**** Record excerpts
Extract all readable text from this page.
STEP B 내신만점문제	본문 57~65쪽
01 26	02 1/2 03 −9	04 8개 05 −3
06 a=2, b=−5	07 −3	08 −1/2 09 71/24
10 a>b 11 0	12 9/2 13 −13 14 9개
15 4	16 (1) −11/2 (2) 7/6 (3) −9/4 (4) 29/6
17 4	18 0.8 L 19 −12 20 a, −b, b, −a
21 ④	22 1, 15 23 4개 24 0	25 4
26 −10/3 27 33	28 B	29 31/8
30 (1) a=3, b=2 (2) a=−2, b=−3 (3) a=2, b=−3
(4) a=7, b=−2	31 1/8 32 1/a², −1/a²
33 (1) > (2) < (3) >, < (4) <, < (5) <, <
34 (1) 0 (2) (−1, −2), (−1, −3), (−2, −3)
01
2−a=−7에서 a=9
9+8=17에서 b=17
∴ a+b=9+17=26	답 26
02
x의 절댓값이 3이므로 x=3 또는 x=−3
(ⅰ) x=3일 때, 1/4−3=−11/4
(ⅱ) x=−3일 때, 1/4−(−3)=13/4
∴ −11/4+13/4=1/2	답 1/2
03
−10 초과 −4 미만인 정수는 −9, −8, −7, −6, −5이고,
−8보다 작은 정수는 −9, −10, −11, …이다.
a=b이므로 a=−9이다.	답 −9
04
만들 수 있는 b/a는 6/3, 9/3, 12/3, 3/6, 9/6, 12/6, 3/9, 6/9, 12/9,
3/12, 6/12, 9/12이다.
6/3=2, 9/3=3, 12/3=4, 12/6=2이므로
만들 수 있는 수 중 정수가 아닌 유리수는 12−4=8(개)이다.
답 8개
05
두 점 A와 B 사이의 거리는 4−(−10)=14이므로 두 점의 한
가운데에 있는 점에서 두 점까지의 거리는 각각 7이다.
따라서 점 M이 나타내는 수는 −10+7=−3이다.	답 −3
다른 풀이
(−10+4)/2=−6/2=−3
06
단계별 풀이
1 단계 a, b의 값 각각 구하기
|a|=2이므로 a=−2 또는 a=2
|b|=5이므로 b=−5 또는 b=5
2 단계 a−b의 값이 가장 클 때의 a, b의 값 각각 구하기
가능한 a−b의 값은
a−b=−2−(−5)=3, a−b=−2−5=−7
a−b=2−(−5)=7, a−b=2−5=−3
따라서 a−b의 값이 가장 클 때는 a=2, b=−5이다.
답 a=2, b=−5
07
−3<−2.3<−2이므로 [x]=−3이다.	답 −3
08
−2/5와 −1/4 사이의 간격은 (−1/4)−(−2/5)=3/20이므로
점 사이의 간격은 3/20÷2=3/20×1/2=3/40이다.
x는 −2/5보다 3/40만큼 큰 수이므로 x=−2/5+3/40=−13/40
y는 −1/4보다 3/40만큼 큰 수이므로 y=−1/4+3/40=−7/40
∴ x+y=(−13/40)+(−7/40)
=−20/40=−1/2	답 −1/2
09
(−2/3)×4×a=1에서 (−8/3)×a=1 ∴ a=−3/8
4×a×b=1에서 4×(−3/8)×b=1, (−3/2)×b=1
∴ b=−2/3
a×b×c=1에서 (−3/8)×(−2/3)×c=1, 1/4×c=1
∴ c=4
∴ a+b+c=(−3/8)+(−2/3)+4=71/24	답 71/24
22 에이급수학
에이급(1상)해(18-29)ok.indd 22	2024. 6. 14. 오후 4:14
********
Your goal: Write the entries again, exactly as they stand.

Answer for the task:
Extract all readable text from this page.
STEP B 내신만점문제	본문 57~65쪽
01 26	02 1/2 03 −9	04 8개 05 −3
06 a=2, b=−5	07 −3	08 −1/2 09 71/24
10 a>b 11 0	12 9/2 13 −13 14 9개
15 4	16 (1) −11/2 (2) 7/6 (3) −9/4 (4) 29/6
17 4	18 0.8 L 19 −12 20 a, −b, b, −a
21 ④	22 1, 15 23 4개 24 0	25 4
26 −10/3 27 33	28 B	29 31/8
30 (1) a=3, b=2 (2) a=−2, b=−3 (3) a=2, b=−3
(4) a=7, b=−2	31 1/8 32 1/a², −1/a²
33 (1) > (2) < (3) >, < (4) <, < (5) <, <
34 (1) 0 (2) (−1, −2), (−1, −3), (−2, −3)
01
2−a=−7에서 a=9
9+8=17에서 b=17
∴ a+b=9+17=26	답 26
02
x의 절댓값이 3이므로 x=3 또는 x=−3
(ⅰ) x=3일 때, 1/4−3=−11/4
(ⅱ) x=−3일 때, 1/4−(−3)=13/4
∴ −11/4+13/4=1/2	답 1/2
03
−10 초과 −4 미만인 정수는 −9, −8, −7, −6, −5이고,
−8보다 작은 정수는 −9, −10, −11, …이다.
a=b이므로 a=−9이다.	답 −9
04
만들 수 있는 b/a는 6/3, 9/3, 12/3, 3/6, 9/6, 12/6, 3/9, 6/9, 12/9,
3/12, 6/12, 9/12이다.
6/3=2, 9/3=3, 12/3=4, 12/6=2이므로
만들 수 있는 수 중 정수가 아닌 유리수는 12−4=8(개)이다.
답 8개
05
두 점 A와 B 사이의 거리는 4−(−10)=14이므로 두 점의 한
가운데에 있는 점에서 두 점까지의 거리는 각각 7이다.
따라서 점 M이 나타내는 수는 −10+7=−3이다.	답 −3
다른 풀이
(−10+4)/2=−6/2=−3
06
단계별 풀이
1 단계 a, b의 값 각각 구하기
|a|=2이므로 a=−2 또는 a=2
|b|=5이므로 b=−5 또는 b=5
2 단계 a−b의 값이 가장 클 때의 a, b의 값 각각 구하기
가능한 a−b의 값은
a−b=−2−(−5)=3, a−b=−2−5=−7
a−b=2−(−5)=7, a−b=2−5=−3
따라서 a−b의 값이 가장 클 때는 a=2, b=−5이다.
답 a=2, b=−5
07
−3<−2.3<−2이므로 [x]=−3이다.	답 −3
08
−2/5와 −1/4 사이의 간격은 (−1/4)−(−2/5)=3/20이므로
점 사이의 간격은 3/20÷2=3/20×1/2=3/40이다.
x는 −2/5보다 3/40만큼 큰 수이므로 x=−2/5+3/40=−13/40
y는 −1/4보다 3/40만큼 큰 수이므로 y=−1/4+3/40=−7/40
∴ x+y=(−13/40)+(−7/40)
=−20/40=−1/2	답 −1/2
09
(−2/3)×4×a=1에서 (−8/3)×a=1 ∴ a=−3/8
4×a×b=1에서 4×(−3/8)×b=1, (−3/2)×b=1
∴ b=−2/3
a×b×c=1에서 (−3/8)×(−2/3)×c=1, 1/4×c=1
∴ c=4
∴ a+b+c=(−3/8)+(−2/3)+4=71/24	답 71/24
22 에이급수학
에이급(1상)해(18-29)ok.indd 22	2024. 6. 14. 오후 4:14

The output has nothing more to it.